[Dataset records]
_ _ _ _ _
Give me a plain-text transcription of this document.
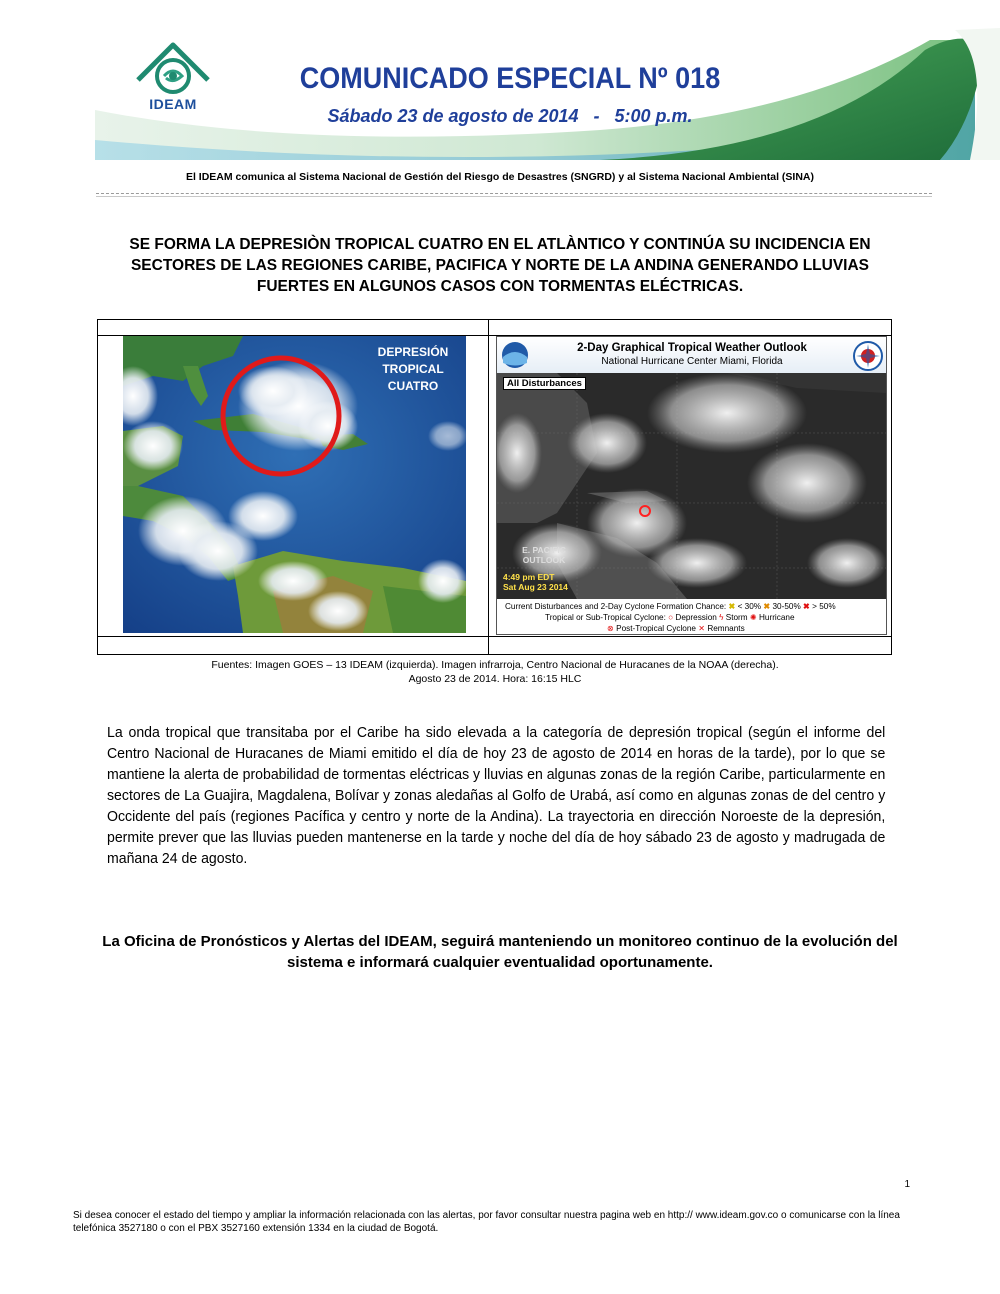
IDEAM
COMUNICADO ESPECIAL Nº 018
Sábado 23 de agosto de 2014   -   5:00 p.m.
El IDEAM comunica al Sistema Nacional de Gestión del Riesgo de Desastres (SNGRD) y al Sistema Nacional Ambiental (SINA)
SE FORMA LA DEPRESIÒN TROPICAL CUATRO EN EL ATLÀNTICO Y CONTINÚA SU INCIDENCIA EN SECTORES DE LAS REGIONES CARIBE, PACIFICA Y NORTE DE LA ANDINA GENERANDO LLUVIAS FUERTES EN ALGUNOS CASOS CON TORMENTAS ELÉCTRICAS.
DEPRESIÓN
TROPICAL
CUATRO
2-Day Graphical Tropical Weather Outlook
National Hurricane Center Miami, Florida
All Disturbances
E. PACIFIC
OUTLOOK
4:49 pm EDT
Sat Aug 23 2014
Current Disturbances and 2-Day Cyclone Formation Chance: ✖ < 30% ✖ 30-50% ✖ > 50%
Tropical or Sub-Tropical Cyclone: ○ Depression ϟ Storm ✺ Hurricane
⊗ Post-Tropical Cyclone ✕ Remnants
Fuentes: Imagen GOES – 13 IDEAM (izquierda). Imagen infrarroja, Centro Nacional de Huracanes de la NOAA (derecha).
Agosto 23 de 2014. Hora: 16:15 HLC
La onda tropical que transitaba por el Caribe ha sido elevada a la categoría de depresión tropical (según el informe del Centro Nacional de Huracanes de Miami emitido el día de hoy 23 de agosto de 2014 en horas de la tarde), por lo que se mantiene la alerta de probabilidad de tormentas eléctricas y lluvias en algunas zonas de la región Caribe, particularmente en sectores de La Guajira, Magdalena, Bolívar y zonas aledañas al Golfo de Urabá, así como en algunas zonas de del centro y Occidente del país (regiones Pacífica y centro y norte de la Andina). La trayectoria en dirección Noroeste de la depresión, permite prever que las lluvias pueden mantenerse en la tarde y noche del día de hoy sábado 23 de agosto y madrugada de mañana 24 de agosto.
La Oficina de Pronósticos y Alertas del IDEAM, seguirá manteniendo un monitoreo continuo de la evolución del sistema e informará cualquier eventualidad oportunamente.
1
Si desea conocer el estado del tiempo y ampliar la información relacionada con las alertas, por favor consultar nuestra pagina web en http:// www.ideam.gov.co o comunicarse con la línea telefónica 3527180 o con el PBX 3527160 extensión 1334 en la ciudad de Bogotá.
_ _ _ _ _
> _Written task_
Print each line of the material above exactly, with the pictures removed from your copy.

> _Right answer_
Give me a plain-text transcription of this document.
IDEAM
COMUNICADO ESPECIAL Nº 018
Sábado 23 de agosto de 2014   -   5:00 p.m.
El IDEAM comunica al Sistema Nacional de Gestión del Riesgo de Desastres (SNGRD) y al Sistema Nacional Ambiental (SINA)
SE FORMA LA DEPRESIÒN TROPICAL CUATRO EN EL ATLÀNTICO Y CONTINÚA SU INCIDENCIA EN SECTORES DE LAS REGIONES CARIBE, PACIFICA Y NORTE DE LA ANDINA GENERANDO LLUVIAS FUERTES EN ALGUNOS CASOS CON TORMENTAS ELÉCTRICAS.
DEPRESIÓN
TROPICAL
CUATRO
2-Day Graphical Tropical Weather Outlook
National Hurricane Center Miami, Florida
All Disturbances
E. PACIFIC
OUTLOOK
4:49 pm EDT
Sat Aug 23 2014
Current Disturbances and 2-Day Cyclone Formation Chance: ✖ < 30% ✖ 30-50% ✖ > 50%
Tropical or Sub-Tropical Cyclone: ○ Depression ϟ Storm ✺ Hurricane
⊗ Post-Tropical Cyclone ✕ Remnants
Fuentes: Imagen GOES – 13 IDEAM (izquierda). Imagen infrarroja, Centro Nacional de Huracanes de la NOAA (derecha).
Agosto 23 de 2014. Hora: 16:15 HLC
La onda tropical que transitaba por el Caribe ha sido elevada a la categoría de depresión tropical (según el informe del Centro Nacional de Huracanes de Miami emitido el día de hoy 23 de agosto de 2014 en horas de la tarde), por lo que se mantiene la alerta de probabilidad de tormentas eléctricas y lluvias en algunas zonas de la región Caribe, particularmente en sectores de La Guajira, Magdalena, Bolívar y zonas aledañas al Golfo de Urabá, así como en algunas zonas de del centro y Occidente del país (regiones Pacífica y centro y norte de la Andina). La trayectoria en dirección Noroeste de la depresión, permite prever que las lluvias pueden mantenerse en la tarde y noche del día de hoy sábado 23 de agosto y madrugada de mañana 24 de agosto.
La Oficina de Pronósticos y Alertas del IDEAM, seguirá manteniendo un monitoreo continuo de la evolución del sistema e informará cualquier eventualidad oportunamente.
1
Si desea conocer el estado del tiempo y ampliar la información relacionada con las alertas, por favor consultar nuestra pagina web en http:// www.ideam.gov.co o comunicarse con la línea telefónica 3527180 o con el PBX 3527160 extensión 1334 en la ciudad de Bogotá.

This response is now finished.